** Start of Supplied entries **
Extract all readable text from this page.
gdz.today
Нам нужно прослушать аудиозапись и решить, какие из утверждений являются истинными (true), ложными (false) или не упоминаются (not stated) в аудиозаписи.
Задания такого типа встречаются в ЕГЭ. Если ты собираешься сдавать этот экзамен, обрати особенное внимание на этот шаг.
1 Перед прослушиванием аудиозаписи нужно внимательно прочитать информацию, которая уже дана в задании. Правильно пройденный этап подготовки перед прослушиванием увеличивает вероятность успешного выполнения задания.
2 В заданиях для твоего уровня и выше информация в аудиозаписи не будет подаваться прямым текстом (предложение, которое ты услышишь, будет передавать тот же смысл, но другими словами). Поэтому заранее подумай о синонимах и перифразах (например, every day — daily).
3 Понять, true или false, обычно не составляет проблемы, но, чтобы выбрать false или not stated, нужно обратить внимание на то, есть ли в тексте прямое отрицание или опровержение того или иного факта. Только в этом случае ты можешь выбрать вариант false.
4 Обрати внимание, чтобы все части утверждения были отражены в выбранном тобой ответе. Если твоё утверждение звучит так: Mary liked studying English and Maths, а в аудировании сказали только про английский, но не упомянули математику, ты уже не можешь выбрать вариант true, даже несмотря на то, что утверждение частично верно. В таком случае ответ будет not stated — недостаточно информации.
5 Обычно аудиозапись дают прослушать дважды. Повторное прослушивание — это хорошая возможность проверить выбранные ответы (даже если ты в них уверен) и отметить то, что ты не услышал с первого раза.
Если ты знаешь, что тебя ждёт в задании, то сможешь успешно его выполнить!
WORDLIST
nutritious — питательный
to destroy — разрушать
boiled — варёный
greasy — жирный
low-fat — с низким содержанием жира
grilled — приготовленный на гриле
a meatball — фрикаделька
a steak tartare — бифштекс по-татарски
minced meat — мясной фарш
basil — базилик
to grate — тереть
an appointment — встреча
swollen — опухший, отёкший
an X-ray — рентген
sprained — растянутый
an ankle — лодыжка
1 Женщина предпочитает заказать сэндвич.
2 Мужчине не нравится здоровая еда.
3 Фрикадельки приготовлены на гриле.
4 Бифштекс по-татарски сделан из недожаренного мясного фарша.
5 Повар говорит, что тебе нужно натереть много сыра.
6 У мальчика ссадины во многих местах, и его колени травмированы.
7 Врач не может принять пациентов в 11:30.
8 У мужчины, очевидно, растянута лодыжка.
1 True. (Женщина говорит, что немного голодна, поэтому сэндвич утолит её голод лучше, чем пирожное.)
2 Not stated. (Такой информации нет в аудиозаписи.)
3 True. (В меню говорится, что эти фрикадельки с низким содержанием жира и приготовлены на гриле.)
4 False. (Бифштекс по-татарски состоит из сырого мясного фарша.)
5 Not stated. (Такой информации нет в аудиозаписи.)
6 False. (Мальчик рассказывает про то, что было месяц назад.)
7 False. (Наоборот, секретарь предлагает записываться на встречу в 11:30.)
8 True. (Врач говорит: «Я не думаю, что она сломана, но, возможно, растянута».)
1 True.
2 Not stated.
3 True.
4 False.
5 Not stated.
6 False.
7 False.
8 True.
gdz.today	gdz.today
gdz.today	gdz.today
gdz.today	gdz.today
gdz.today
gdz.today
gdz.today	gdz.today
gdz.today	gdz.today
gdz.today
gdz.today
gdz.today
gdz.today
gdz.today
** End of Supplied entries **
Exercise aim: From the entries above, return each line with the word "прослушать" in it.

Answer to this exercise:
Нам нужно прослушать аудиозапись и решить, какие из утверждений являются истинными (true), ложными (false) или не упоминаются (not stated) в аудиозаписи.
5 Обычно аудиозапись дают прослушать дважды. Повторное прослушивание — это хорошая возможность проверить выбранные ответы (даже если ты в них уверен) и отметить то, что ты не услышал с первого раза.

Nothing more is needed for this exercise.